STATED EXERCISE: Print each of the entries exactly, leaving nothing out.

[Part of a data file]
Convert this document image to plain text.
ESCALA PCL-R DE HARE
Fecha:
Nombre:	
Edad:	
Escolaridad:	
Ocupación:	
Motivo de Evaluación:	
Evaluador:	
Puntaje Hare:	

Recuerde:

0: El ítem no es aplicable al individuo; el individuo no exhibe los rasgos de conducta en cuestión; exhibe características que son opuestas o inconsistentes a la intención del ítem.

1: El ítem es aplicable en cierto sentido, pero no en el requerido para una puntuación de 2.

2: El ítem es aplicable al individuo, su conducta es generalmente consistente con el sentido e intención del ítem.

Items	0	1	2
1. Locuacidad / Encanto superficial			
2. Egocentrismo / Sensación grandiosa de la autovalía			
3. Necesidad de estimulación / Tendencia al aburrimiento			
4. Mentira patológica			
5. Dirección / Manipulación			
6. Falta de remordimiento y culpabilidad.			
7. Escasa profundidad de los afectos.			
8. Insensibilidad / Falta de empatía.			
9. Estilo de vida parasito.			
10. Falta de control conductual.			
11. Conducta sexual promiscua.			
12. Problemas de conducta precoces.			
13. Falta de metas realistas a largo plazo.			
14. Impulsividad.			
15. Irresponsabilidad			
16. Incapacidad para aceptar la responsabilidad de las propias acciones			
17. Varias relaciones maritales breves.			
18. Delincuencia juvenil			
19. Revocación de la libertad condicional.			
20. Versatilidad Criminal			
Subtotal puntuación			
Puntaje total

SOLUTION BELOW:
Convert this document image to plain text.
ESCALA PCL-R DE HARE
Fecha:
Nombre:	
Edad:	
Escolaridad:	
Ocupación:	
Motivo de Evaluación:	
Evaluador:	
Puntaje Hare:	

Recuerde:

0: El ítem no es aplicable al individuo; el individuo no exhibe los rasgos de conducta en cuestión; exhibe características que son opuestas o inconsistentes a la intención del ítem.

1: El ítem es aplicable en cierto sentido, pero no en el requerido para una puntuación de 2.

2: El ítem es aplicable al individuo, su conducta es generalmente consistente con el sentido e intención del ítem.

Items	0	1	2
1. Locuacidad / Encanto superficial			
2. Egocentrismo / Sensación grandiosa de la autovalía			
3. Necesidad de estimulación / Tendencia al aburrimiento			
4. Mentira patológica			
5. Dirección / Manipulación			
6. Falta de remordimiento y culpabilidad.			
7. Escasa profundidad de los afectos.			
8. Insensibilidad / Falta de empatía.			
9. Estilo de vida parasito.			
10. Falta de control conductual.			
11. Conducta sexual promiscua.			
12. Problemas de conducta precoces.			
13. Falta de metas realistas a largo plazo.			
14. Impulsividad.			
15. Irresponsabilidad			
16. Incapacidad para aceptar la responsabilidad de las propias acciones			
17. Varias relaciones maritales breves.			
18. Delincuencia juvenil			
19. Revocación de la libertad condicional.			
20. Versatilidad Criminal			
Subtotal puntuación			
Puntaje total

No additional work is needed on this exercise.